- Source material:
+++++
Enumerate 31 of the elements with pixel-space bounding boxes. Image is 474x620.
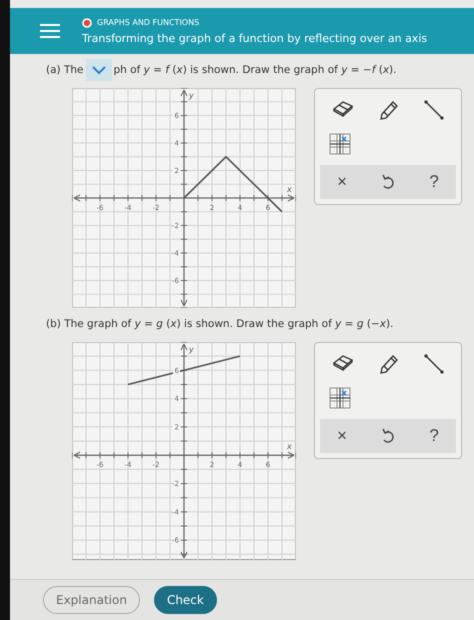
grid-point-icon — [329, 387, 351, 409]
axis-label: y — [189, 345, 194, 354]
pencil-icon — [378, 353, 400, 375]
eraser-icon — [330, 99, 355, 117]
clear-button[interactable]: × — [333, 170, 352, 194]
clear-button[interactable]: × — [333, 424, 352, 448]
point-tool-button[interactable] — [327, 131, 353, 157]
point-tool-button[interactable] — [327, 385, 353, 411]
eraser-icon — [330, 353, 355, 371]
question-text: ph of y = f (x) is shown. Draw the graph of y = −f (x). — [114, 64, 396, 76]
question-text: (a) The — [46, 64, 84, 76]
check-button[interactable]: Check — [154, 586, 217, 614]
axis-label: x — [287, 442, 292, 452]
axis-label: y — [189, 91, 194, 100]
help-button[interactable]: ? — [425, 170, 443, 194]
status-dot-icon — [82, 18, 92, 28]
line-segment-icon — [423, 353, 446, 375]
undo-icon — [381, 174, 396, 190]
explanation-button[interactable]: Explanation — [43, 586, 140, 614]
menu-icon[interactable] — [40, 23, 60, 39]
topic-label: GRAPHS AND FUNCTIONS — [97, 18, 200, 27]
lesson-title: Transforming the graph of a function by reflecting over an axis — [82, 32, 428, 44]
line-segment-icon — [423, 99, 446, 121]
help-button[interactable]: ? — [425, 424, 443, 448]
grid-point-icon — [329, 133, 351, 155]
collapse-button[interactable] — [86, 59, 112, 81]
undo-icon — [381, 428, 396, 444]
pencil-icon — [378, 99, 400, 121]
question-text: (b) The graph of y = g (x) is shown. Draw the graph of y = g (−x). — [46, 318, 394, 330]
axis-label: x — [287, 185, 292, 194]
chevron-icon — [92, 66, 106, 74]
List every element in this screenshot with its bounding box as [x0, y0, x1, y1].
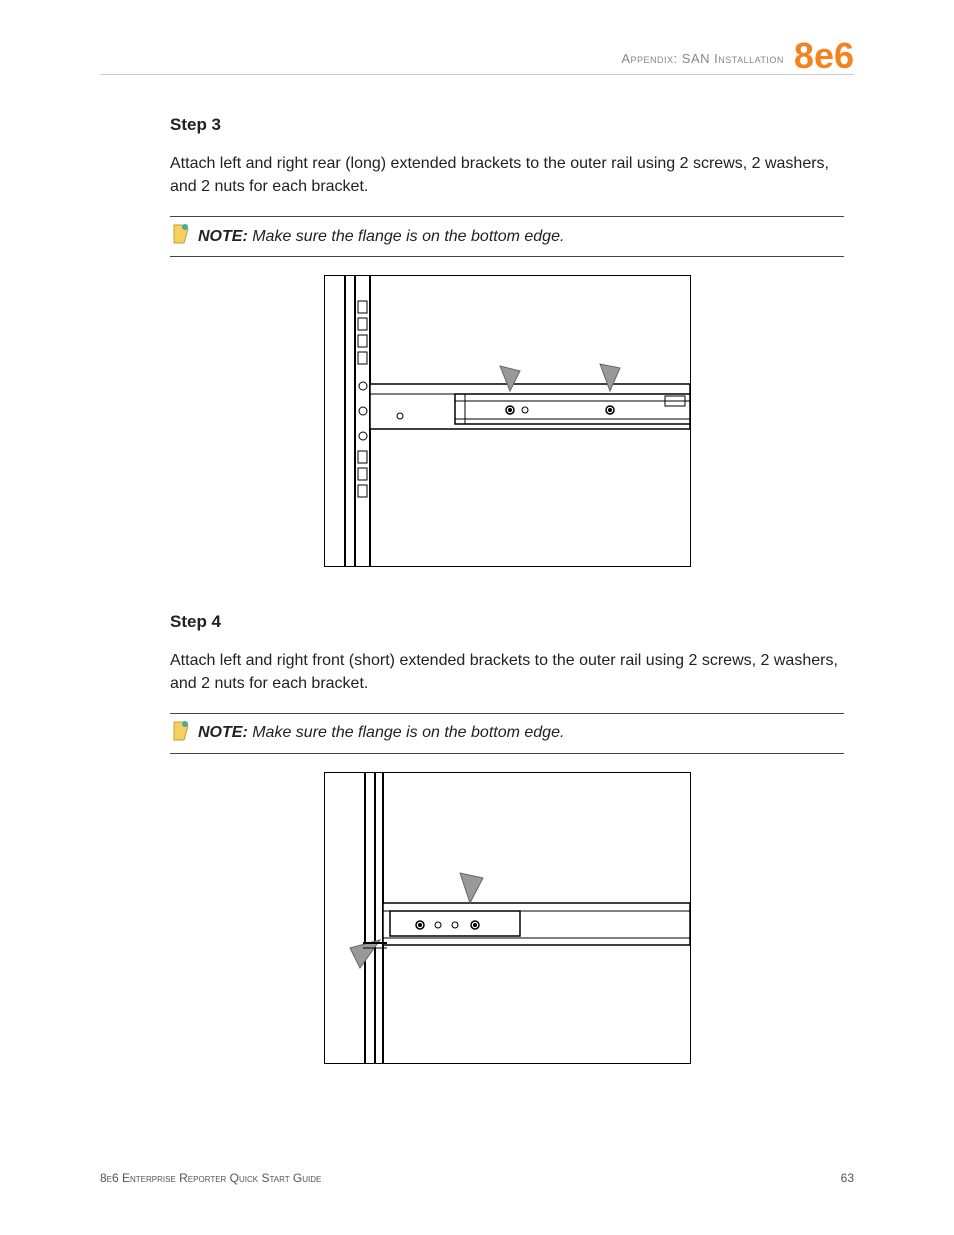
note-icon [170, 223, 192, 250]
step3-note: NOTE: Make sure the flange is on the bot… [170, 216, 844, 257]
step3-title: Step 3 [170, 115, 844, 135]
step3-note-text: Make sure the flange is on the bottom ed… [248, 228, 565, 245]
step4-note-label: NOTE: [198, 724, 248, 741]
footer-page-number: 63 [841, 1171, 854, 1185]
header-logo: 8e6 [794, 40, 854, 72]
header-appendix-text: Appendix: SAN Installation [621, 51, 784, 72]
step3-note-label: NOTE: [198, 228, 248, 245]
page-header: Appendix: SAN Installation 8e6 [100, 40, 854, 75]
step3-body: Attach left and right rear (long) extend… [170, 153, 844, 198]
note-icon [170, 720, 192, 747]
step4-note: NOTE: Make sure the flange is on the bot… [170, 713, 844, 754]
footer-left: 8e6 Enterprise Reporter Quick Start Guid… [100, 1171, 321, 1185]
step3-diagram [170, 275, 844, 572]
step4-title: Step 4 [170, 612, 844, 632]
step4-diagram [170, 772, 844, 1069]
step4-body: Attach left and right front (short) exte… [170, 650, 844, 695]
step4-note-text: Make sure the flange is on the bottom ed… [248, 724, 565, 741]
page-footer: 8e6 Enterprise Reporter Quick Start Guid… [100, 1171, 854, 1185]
+++++
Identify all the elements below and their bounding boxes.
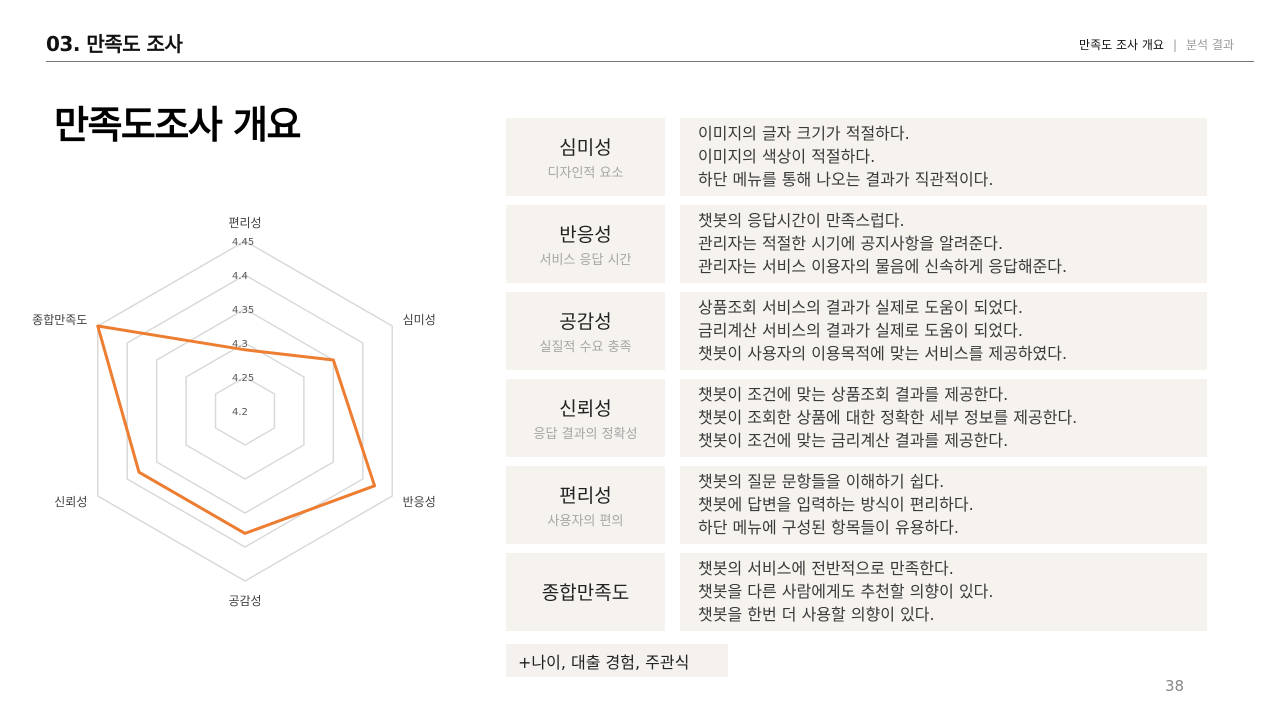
+++++
From the line with "Enumerate 31 of" up to and including the line with "eraser-icon — [330, 99, 355, 117]", express these entries as a two-column CSV with the columns request and answer. Give one row per request, with each text in a single quoted field and its line breaks turned into spaces, and leave the pictures out.

request,answer
"Enumerate 31 of the elements with pixel-space bounding boxes. Image is 474x620.","grid-point-icon — [329, 387, 351, 409] axis-label: y — [189, 345, 194, 354] pencil-icon — [378, 353, 400, 375] eraser-icon — [330, 99, 355, 117]"